_Data for processing:_

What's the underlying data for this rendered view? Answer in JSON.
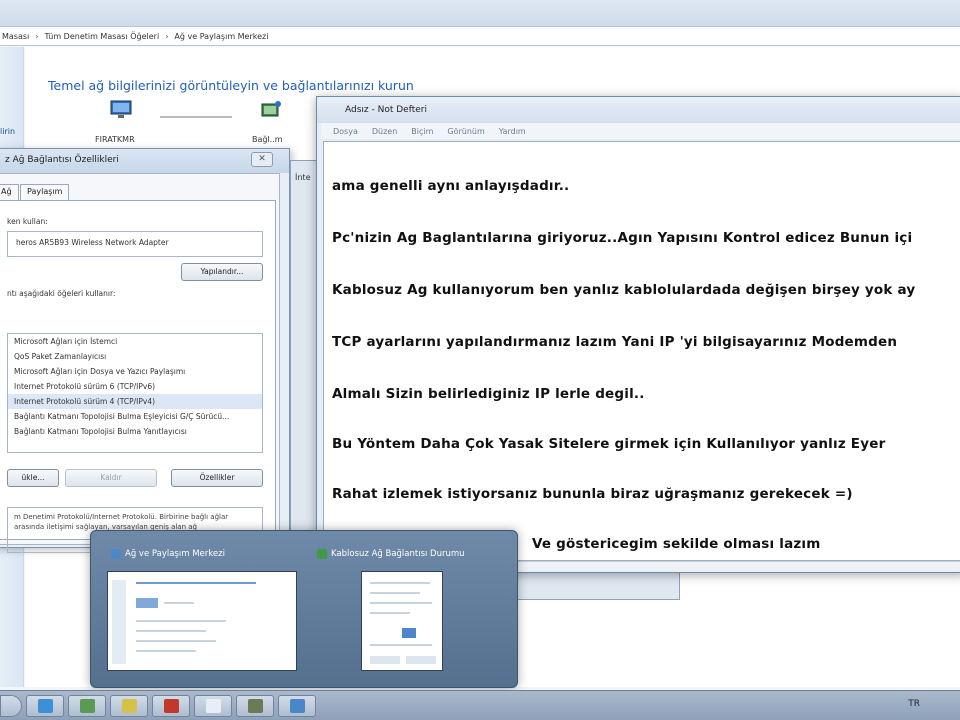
{
  "address_bar": {
    "crumb_1": "Masası",
    "crumb_2": "Tüm Denetim Masası Öğeleri",
    "crumb_3": "Ağ ve Paylaşım Merkezi"
  },
  "control_panel": {
    "heading": "Temel ağ bilgilerinizi görüntüleyin ve bağlantılarınızı kurun",
    "sidebar_text": "lirin",
    "computer_label": "FIRATKMR",
    "network_label": "Bağl..m"
  },
  "properties_dialog": {
    "title": "z Ağ Bağlantısı Özellikleri",
    "close": "✕",
    "tab_network": "Ağ",
    "tab_sharing": "Paylaşım",
    "connect_using_label": "ken kullan:",
    "adapter": "heros AR5B93 Wireless Network Adapter",
    "configure_button": "Yapılandır...",
    "items_label": "ntı aşağıdaki öğeleri kullanır:",
    "items": [
      "Microsoft Ağları için İstemci",
      "QoS Paket Zamanlayıcısı",
      "Microsoft Ağları için Dosya ve Yazıcı Paylaşımı",
      "Internet Protokolü sürüm 6 (TCP/IPv6)",
      "Internet Protokolü sürüm 4 (TCP/IPv4)",
      "Bağlantı Katmanı Topolojisi Bulma Eşleyicisi G/Ç Sürücü...",
      "Bağlantı Katmanı Topolojisi Bulma Yanıtlayıcısı"
    ],
    "install_button": "ükle...",
    "uninstall_button": "Kaldır",
    "properties_button": "Özellikler",
    "description": "m Denetimi Protokolü/Internet Protokolü. Birbirine bağlı ağlar arasında iletişimi sağlayan, varsayılan geniş alan ağ"
  },
  "back_window": {
    "tab_label": "İnte"
  },
  "notepad": {
    "title": "Adsız - Not Defteri",
    "menu": [
      "Dosya",
      "Düzen",
      "Biçim",
      "Görünüm",
      "Yardım"
    ],
    "lines": [
      "ama genelli aynı anlayışdadır..",
      "Pc'nizin Ag Baglantılarına giriyoruz..Agın Yapısını Kontrol edicez Bunun içi",
      "Kablosuz Ag kullanıyorum ben yanlız kablolulardada değişen birşey yok ay",
      "TCP ayarlarını yapılandırmanız lazım Yani IP 'yi bilgisayarınız Modemden",
      "Almalı Sizin belirlediginiz IP lerle degil..",
      "Bu Yöntem Daha Çok Yasak Sitelere girmek için Kullanılıyor yanlız Eyer",
      "Rahat izlemek istiyorsanız bununla biraz uğraşmanız gerekecek =)",
      "Ve göstericegim sekilde olması lazım"
    ]
  },
  "thumbnails": [
    {
      "title": "Ağ ve Paylaşım Merkezi"
    },
    {
      "title": "Kablosuz Ağ Bağlantısı Durumu"
    }
  ],
  "taskbar": {
    "language": "TR",
    "buttons": [
      "start",
      "ie-icon",
      "explorer-icon",
      "network-icon",
      "media-icon",
      "notepad-icon",
      "paint-icon",
      "chat-icon"
    ]
  },
  "colors": {
    "heading_blue": "#1f5fbf",
    "taskbar": "#9fb0c5",
    "thumb_popup": "#6682a3"
  }
}
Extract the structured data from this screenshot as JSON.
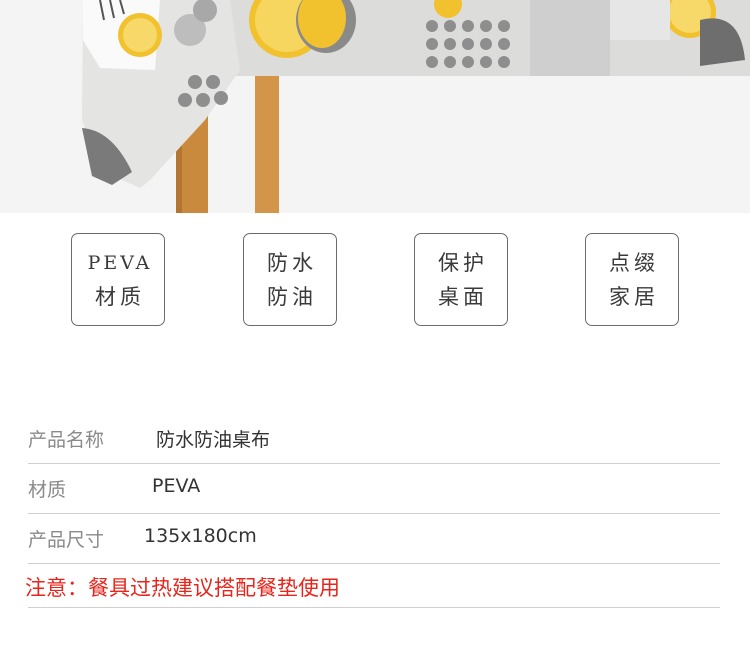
{
  "features": [
    {
      "line1": "PEVA",
      "line2": "材质"
    },
    {
      "line1": "防水",
      "line2": "防油"
    },
    {
      "line1": "保护",
      "line2": "桌面"
    },
    {
      "line1": "点缀",
      "line2": "家居"
    }
  ],
  "specs": [
    {
      "label": "产品名称",
      "value": "防水防油桌布"
    },
    {
      "label": "材质",
      "value": "PEVA"
    },
    {
      "label": "产品尺寸",
      "value": "135x180cm"
    }
  ],
  "notice": "注意：餐具过热建议搭配餐垫使用",
  "colors": {
    "accent_lemon": "#f2c12e",
    "gray_circle": "#8e8e8e",
    "notice_red": "#e8251b",
    "table_wood": "#c98a3e"
  }
}
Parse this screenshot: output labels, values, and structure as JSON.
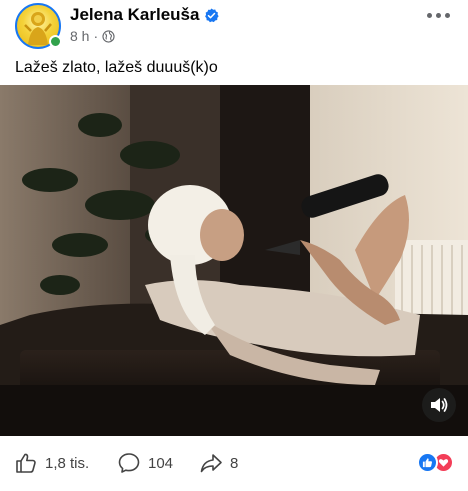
{
  "post": {
    "author_name": "Jelena Karleuša",
    "time": "8 h",
    "time_separator": "·",
    "caption": "Lažeš zlato, lažeš duuuš(k)o"
  },
  "engagement": {
    "likes": "1,8 tis.",
    "comments": "104",
    "shares": "8"
  },
  "icons": {
    "verified": "verified-badge-icon",
    "audience": "globe-icon",
    "more": "more-options-icon",
    "like": "thumbs-up-icon",
    "comment": "comment-bubble-icon",
    "share": "share-arrow-icon",
    "mute": "speaker-icon",
    "reaction_like": "like-reaction-icon",
    "reaction_love": "love-reaction-icon"
  },
  "colors": {
    "brand_blue": "#1877f2",
    "online_green": "#31a24c",
    "love_red": "#f33e58",
    "secondary_text": "#65676b"
  }
}
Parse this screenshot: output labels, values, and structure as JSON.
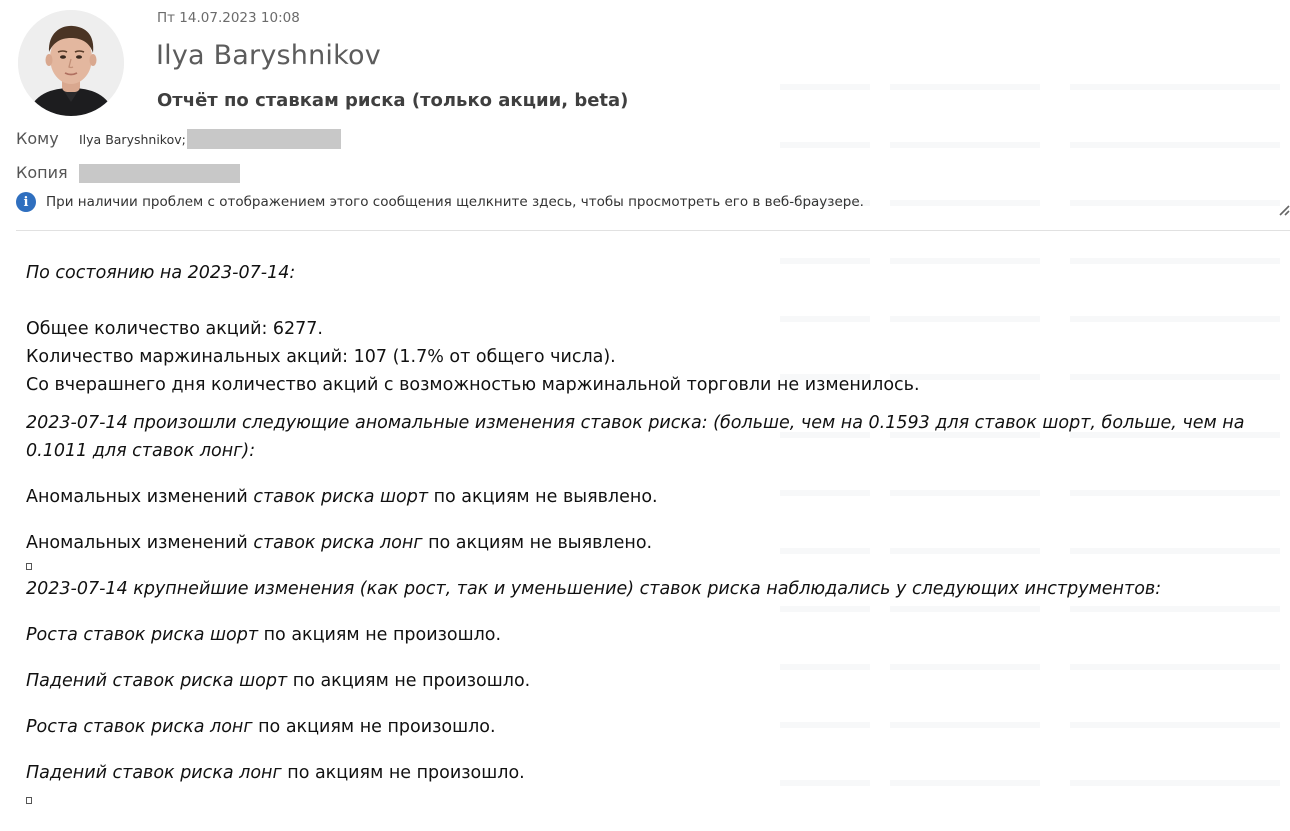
{
  "message": {
    "date": "Пт 14.07.2023 10:08",
    "sender": "Ilya Baryshnikov",
    "subject": "Отчёт по ставкам риска (только акции, beta)",
    "to_label": "Кому",
    "to_value": "Ilya Baryshnikov;",
    "cc_label": "Копия",
    "info_text": "При наличии проблем с отображением этого сообщения щелкните здесь, чтобы просмотреть его в веб-браузере."
  },
  "body": {
    "as_of": "По состоянию на 2023-07-14:",
    "total": "Общее количество акций: 6277.",
    "margin": "Количество маржинальных акций: 107 (1.7% от общего числа).",
    "no_change": "Со вчерашнего дня количество акций с возможностью маржинальной торговли не изменилось.",
    "anomalies_intro": "2023-07-14 произошли следующие аномальные изменения ставок риска: (больше, чем на 0.1593 для ставок шорт, больше, чем на 0.1011 для ставок лонг):",
    "anom_short_a": "Аномальных изменений ",
    "anom_short_b": "ставок риска шорт",
    "anom_short_c": " по акциям не выявлено.",
    "anom_long_a": "Аномальных изменений ",
    "anom_long_b": "ставок риска лонг",
    "anom_long_c": " по акциям не выявлено.",
    "largest_intro": "2023-07-14 крупнейшие изменения (как рост, так и уменьшение) ставок риска наблюдались у следующих инструментов:",
    "rise_short_a": "Роста ставок риска шорт",
    "rise_short_b": " по акциям не произошло.",
    "fall_short_a": "Падений ставок риска шорт",
    "fall_short_b": " по акциям не произошло.",
    "rise_long_a": "Роста ставок риска лонг",
    "rise_long_b": " по акциям не произошло.",
    "fall_long_a": "Падений ставок риска лонг",
    "fall_long_b": " по акциям не произошло."
  },
  "colors": {
    "info_icon": "#2f6fbf",
    "redaction": "#c8c8c8",
    "divider": "#e1e1e1"
  },
  "icons": {
    "info": "info-icon",
    "resize": "resize-handle-icon"
  }
}
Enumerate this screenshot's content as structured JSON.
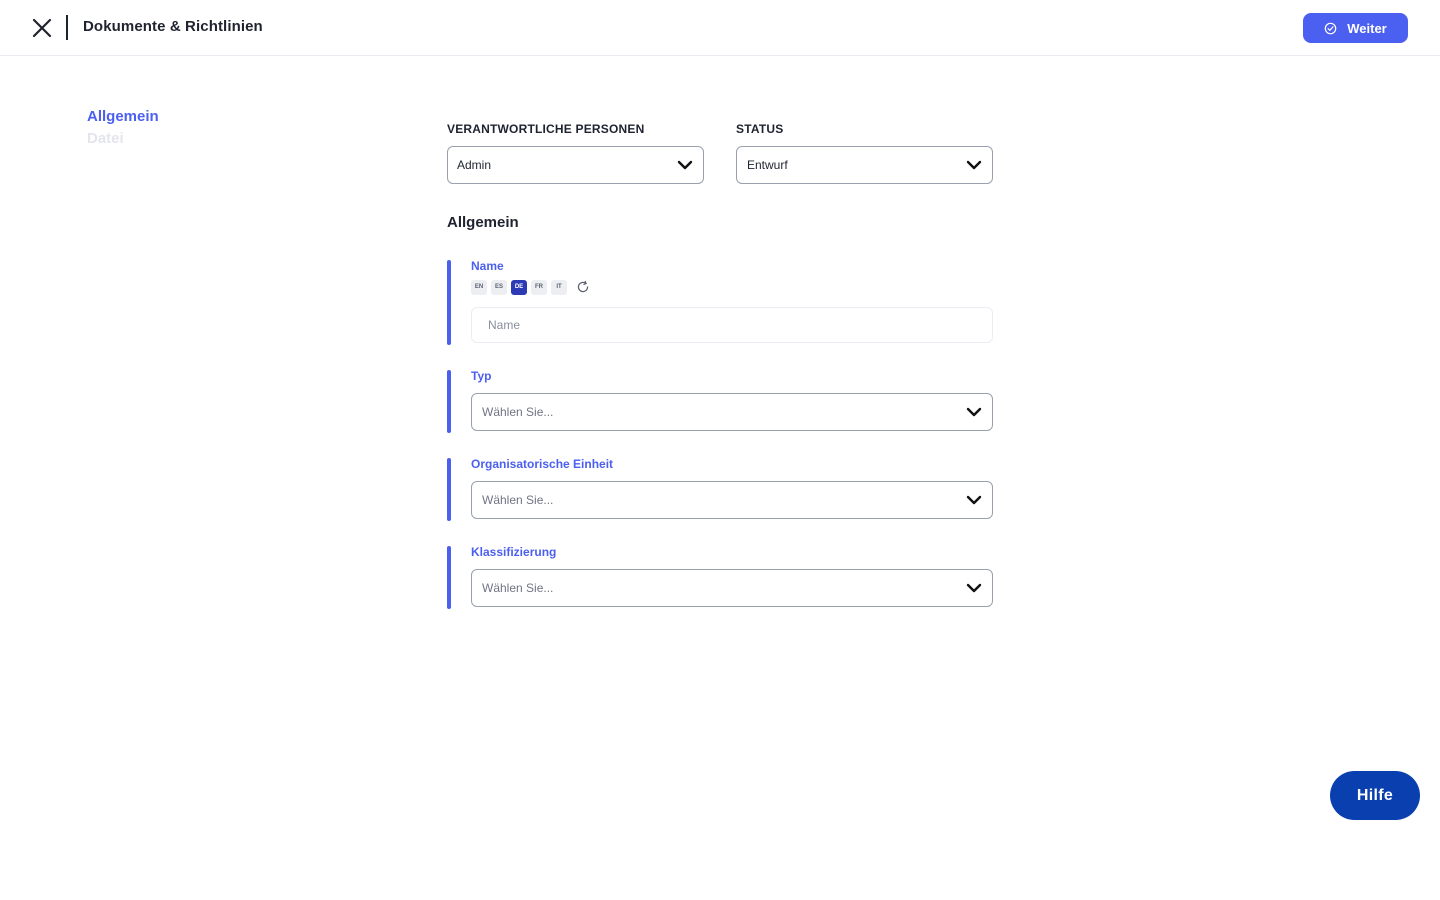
{
  "header": {
    "title": "Dokumente & Richtlinien",
    "next_label": "Weiter"
  },
  "sidenav": {
    "items": [
      {
        "label": "Allgemein",
        "active": true
      },
      {
        "label": "Datei",
        "active": false
      }
    ]
  },
  "top_fields": {
    "responsible": {
      "label": "VERANTWORTLICHE PERSONEN",
      "value": "Admin"
    },
    "status": {
      "label": "STATUS",
      "value": "Entwurf"
    }
  },
  "section": {
    "title": "Allgemein",
    "name": {
      "label": "Name",
      "placeholder": "Name",
      "value": "",
      "languages": [
        "EN",
        "ES",
        "DE",
        "FR",
        "IT"
      ],
      "active_language": "DE"
    },
    "type": {
      "label": "Typ",
      "placeholder": "Wählen Sie..."
    },
    "org_unit": {
      "label": "Organisatorische Einheit",
      "placeholder": "Wählen Sie..."
    },
    "classification": {
      "label": "Klassifizierung",
      "placeholder": "Wählen Sie..."
    }
  },
  "help": {
    "label": "Hilfe"
  },
  "colors": {
    "accent": "#4b5ff0",
    "help_button": "#0a3fb0",
    "active_language_chip": "#2c3ab6"
  },
  "icons": {
    "close": "close-icon",
    "next": "check-circle-icon",
    "dropdown": "chevron-down-icon",
    "refresh": "refresh-icon"
  }
}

_Exercise description:_ Which lines in the listing above hold the word "için"? Show each of them.

_Reply to the task:_
      "Microsoft Ağları için İstemci",
      "Microsoft Ağları için Dosya ve Yazıcı Paylaşımı",
      "Bu Yöntem Daha Çok Yasak Sitelere girmek için Kullanılıyor yanlız Eyer",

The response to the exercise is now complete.